>>

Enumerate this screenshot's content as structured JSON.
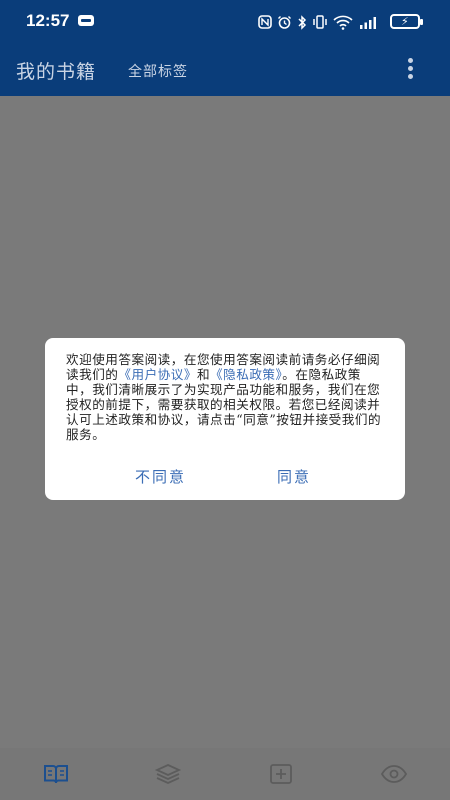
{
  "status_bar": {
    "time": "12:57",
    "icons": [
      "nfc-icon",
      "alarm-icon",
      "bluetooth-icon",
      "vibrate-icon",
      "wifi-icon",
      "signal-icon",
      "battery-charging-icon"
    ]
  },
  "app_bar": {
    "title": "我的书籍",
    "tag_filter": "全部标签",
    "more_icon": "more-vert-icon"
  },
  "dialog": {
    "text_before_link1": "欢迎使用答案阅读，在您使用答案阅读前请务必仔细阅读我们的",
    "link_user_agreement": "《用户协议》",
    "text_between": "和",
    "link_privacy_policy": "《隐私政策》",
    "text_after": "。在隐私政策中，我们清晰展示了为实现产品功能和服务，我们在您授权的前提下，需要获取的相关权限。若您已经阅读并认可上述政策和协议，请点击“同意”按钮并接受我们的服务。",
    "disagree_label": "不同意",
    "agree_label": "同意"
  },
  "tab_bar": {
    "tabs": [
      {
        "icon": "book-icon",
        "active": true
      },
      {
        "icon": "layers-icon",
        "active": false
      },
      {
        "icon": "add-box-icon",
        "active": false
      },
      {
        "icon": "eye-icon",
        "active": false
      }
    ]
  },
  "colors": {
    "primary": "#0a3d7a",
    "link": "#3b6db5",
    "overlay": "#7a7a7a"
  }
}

<<

* INSTRUCTIONS FOR THE TASK
Write out every record above exactly as it stands, but leave out the pictures.

* ANSWER TO THIS EXERCISE
Enumerate this screenshot's content as structured JSON.
{
  "status_bar": {
    "time": "12:57",
    "icons": [
      "nfc-icon",
      "alarm-icon",
      "bluetooth-icon",
      "vibrate-icon",
      "wifi-icon",
      "signal-icon",
      "battery-charging-icon"
    ]
  },
  "app_bar": {
    "title": "我的书籍",
    "tag_filter": "全部标签",
    "more_icon": "more-vert-icon"
  },
  "dialog": {
    "text_before_link1": "欢迎使用答案阅读，在您使用答案阅读前请务必仔细阅读我们的",
    "link_user_agreement": "《用户协议》",
    "text_between": "和",
    "link_privacy_policy": "《隐私政策》",
    "text_after": "。在隐私政策中，我们清晰展示了为实现产品功能和服务，我们在您授权的前提下，需要获取的相关权限。若您已经阅读并认可上述政策和协议，请点击“同意”按钮并接受我们的服务。",
    "disagree_label": "不同意",
    "agree_label": "同意"
  },
  "tab_bar": {
    "tabs": [
      {
        "icon": "book-icon",
        "active": true
      },
      {
        "icon": "layers-icon",
        "active": false
      },
      {
        "icon": "add-box-icon",
        "active": false
      },
      {
        "icon": "eye-icon",
        "active": false
      }
    ]
  },
  "colors": {
    "primary": "#0a3d7a",
    "link": "#3b6db5",
    "overlay": "#7a7a7a"
  }
}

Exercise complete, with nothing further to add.